AIM ->
Below are some records; repeat them all exactly, minus the pictures.

Stored entries:
####################

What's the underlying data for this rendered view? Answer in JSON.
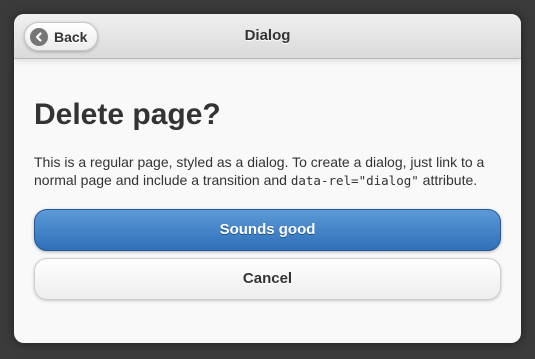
{
  "header": {
    "title": "Dialog",
    "back_label": "Back",
    "back_icon": "arrow-left-icon"
  },
  "content": {
    "heading": "Delete page?",
    "description_pre": "This is a regular page, styled as a dialog. To create a dialog, just link to a normal page and include a transition and ",
    "description_code": "data-rel=\"dialog\"",
    "description_post": " attribute."
  },
  "buttons": {
    "primary_label": "Sounds good",
    "secondary_label": "Cancel"
  },
  "colors": {
    "primary_button": "#3e81c8",
    "page_background": "#3b3b3b",
    "dialog_background": "#f9f9f9"
  }
}
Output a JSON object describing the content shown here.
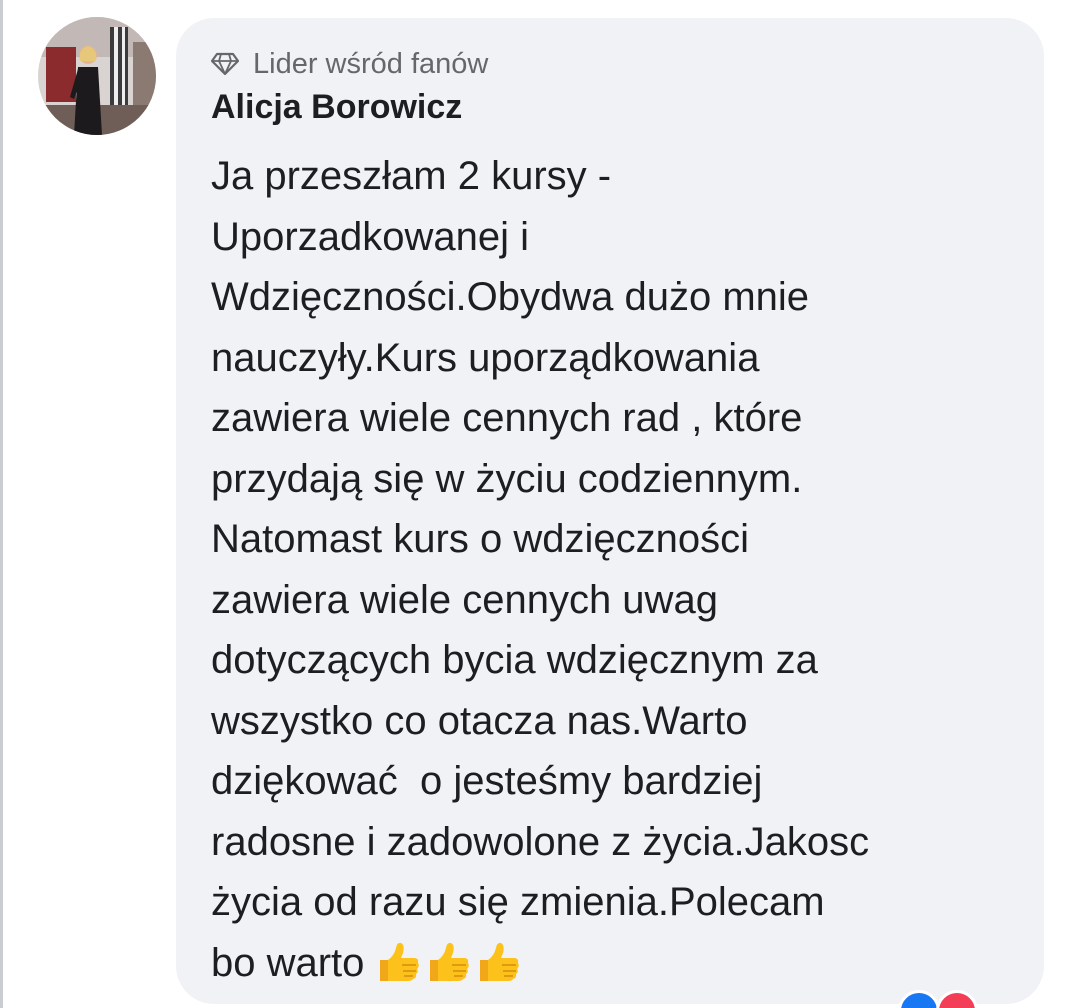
{
  "comment": {
    "badge_label": "Lider wśród fanów",
    "badge_icon": "diamond-icon",
    "author_name": "Alicja Borowicz",
    "lines": [
      "Ja przeszłam 2 kursy -",
      "Uporzadkowanej i",
      "Wdzięczności.Obydwa dużo mnie",
      "nauczyły.Kurs uporządkowania",
      "zawiera wiele cennych rad , które",
      "przydają się w życiu codziennym.",
      "Natomast kurs o wdzięczności",
      "zawiera wiele cennych uwag",
      "dotyczących bycia wdzięcznym za",
      "wszystko co otacza nas.Warto",
      "dziękować  o jesteśmy bardziej",
      "radosne i zadowolone z życia.Jakosc",
      "życia od razu się zmienia.Polecam",
      "bo warto"
    ],
    "emoji": [
      "thumbs-up-icon",
      "thumbs-up-icon",
      "thumbs-up-icon"
    ]
  },
  "reactions": [
    "like-icon",
    "love-icon"
  ],
  "colors": {
    "bubble_bg": "#f0f2f5",
    "text": "#1c1e21",
    "secondary_text": "#65676b",
    "like": "#1877f2",
    "love": "#f33e58",
    "thumb": "#fcc21b"
  }
}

####################

FINAL RESULT ->
What's the underlying data for this rendered view? Answer in JSON.
{
  "header": {
    "title": "Dialog",
    "back_label": "Back",
    "back_icon": "arrow-left-icon"
  },
  "content": {
    "heading": "Delete page?",
    "description_pre": "This is a regular page, styled as a dialog. To create a dialog, just link to a normal page and include a transition and ",
    "description_code": "data-rel=\"dialog\"",
    "description_post": " attribute."
  },
  "buttons": {
    "primary_label": "Sounds good",
    "secondary_label": "Cancel"
  },
  "colors": {
    "primary_button": "#3e81c8",
    "page_background": "#3b3b3b",
    "dialog_background": "#f9f9f9"
  }
}
Output a JSON object describing the content shown here.
{
  "comment": {
    "badge_label": "Lider wśród fanów",
    "badge_icon": "diamond-icon",
    "author_name": "Alicja Borowicz",
    "lines": [
      "Ja przeszłam 2 kursy -",
      "Uporzadkowanej i",
      "Wdzięczności.Obydwa dużo mnie",
      "nauczyły.Kurs uporządkowania",
      "zawiera wiele cennych rad , które",
      "przydają się w życiu codziennym.",
      "Natomast kurs o wdzięczności",
      "zawiera wiele cennych uwag",
      "dotyczących bycia wdzięcznym za",
      "wszystko co otacza nas.Warto",
      "dziękować  o jesteśmy bardziej",
      "radosne i zadowolone z życia.Jakosc",
      "życia od razu się zmienia.Polecam",
      "bo warto"
    ],
    "emoji": [
      "thumbs-up-icon",
      "thumbs-up-icon",
      "thumbs-up-icon"
    ]
  },
  "reactions": [
    "like-icon",
    "love-icon"
  ],
  "colors": {
    "bubble_bg": "#f0f2f5",
    "text": "#1c1e21",
    "secondary_text": "#65676b",
    "like": "#1877f2",
    "love": "#f33e58",
    "thumb": "#fcc21b"
  }
}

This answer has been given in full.